_WHAT IS BEING ASKED_.
Filter the entries below, keeping every line that has the word "field".
___
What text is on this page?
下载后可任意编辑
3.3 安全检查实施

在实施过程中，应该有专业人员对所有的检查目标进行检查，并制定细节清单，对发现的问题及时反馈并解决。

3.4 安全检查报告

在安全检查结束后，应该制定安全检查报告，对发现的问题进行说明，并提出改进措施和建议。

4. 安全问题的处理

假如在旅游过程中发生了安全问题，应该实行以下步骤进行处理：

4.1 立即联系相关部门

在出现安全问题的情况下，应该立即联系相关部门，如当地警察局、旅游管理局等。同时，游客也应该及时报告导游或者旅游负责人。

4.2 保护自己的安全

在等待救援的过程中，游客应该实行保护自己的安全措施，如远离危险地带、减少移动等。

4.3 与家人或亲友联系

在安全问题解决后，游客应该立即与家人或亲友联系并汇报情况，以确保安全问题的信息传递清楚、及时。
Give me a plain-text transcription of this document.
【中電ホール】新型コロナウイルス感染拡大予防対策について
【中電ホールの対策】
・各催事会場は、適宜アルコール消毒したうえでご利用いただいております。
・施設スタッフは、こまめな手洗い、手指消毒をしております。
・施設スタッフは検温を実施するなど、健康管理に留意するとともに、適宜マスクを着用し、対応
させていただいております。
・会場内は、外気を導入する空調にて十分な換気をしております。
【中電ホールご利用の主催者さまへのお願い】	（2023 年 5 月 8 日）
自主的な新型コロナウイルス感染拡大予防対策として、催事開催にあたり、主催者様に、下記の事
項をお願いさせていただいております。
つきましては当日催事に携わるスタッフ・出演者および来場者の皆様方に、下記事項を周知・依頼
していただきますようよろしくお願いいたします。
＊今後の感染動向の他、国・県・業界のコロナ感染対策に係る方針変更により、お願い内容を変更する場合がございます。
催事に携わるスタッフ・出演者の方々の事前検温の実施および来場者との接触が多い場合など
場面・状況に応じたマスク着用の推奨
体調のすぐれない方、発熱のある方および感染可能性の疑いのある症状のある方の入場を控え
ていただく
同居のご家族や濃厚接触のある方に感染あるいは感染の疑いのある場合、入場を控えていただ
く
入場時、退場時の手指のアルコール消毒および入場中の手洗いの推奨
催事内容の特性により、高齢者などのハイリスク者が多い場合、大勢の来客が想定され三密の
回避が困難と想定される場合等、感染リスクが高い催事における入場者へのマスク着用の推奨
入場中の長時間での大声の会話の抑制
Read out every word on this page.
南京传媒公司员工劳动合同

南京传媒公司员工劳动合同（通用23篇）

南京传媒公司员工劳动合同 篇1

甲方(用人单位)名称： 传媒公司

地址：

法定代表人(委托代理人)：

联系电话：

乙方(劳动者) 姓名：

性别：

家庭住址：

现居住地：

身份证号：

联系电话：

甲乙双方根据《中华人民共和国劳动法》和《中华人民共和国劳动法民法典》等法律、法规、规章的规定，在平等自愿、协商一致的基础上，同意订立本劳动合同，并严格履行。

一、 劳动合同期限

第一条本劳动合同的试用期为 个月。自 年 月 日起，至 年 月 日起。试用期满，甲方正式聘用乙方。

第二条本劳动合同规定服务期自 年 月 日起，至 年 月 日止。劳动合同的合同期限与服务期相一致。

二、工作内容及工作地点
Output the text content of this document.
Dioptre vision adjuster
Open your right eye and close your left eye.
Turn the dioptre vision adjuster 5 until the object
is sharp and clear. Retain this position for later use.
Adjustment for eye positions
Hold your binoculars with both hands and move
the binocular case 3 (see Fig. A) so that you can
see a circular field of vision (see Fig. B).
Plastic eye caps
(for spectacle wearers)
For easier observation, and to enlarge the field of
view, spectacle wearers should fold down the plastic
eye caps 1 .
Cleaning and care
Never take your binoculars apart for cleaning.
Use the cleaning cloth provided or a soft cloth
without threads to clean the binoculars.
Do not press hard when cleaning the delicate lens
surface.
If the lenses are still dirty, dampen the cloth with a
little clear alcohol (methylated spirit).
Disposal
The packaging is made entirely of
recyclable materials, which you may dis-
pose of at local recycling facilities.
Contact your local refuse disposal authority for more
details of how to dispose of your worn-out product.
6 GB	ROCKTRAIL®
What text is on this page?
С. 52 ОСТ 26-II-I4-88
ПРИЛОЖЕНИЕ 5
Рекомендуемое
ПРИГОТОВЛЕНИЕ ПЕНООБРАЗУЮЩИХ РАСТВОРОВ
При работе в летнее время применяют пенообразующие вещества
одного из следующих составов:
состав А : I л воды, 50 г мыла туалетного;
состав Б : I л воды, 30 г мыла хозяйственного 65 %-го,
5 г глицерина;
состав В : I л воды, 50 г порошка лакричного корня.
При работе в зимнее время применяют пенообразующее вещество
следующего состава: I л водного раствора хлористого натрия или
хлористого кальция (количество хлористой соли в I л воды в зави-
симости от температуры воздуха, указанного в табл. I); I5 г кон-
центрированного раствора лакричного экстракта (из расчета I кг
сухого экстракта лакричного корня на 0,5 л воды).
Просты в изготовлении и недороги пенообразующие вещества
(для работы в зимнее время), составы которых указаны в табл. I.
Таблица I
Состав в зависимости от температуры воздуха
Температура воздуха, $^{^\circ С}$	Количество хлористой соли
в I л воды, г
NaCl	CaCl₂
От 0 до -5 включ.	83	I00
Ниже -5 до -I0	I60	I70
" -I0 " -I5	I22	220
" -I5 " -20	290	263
___
_SOLUTION TO THIS EXERCISE_.
see a circular field of vision (see Fig. B).
For easier observation, and to enlarge the field of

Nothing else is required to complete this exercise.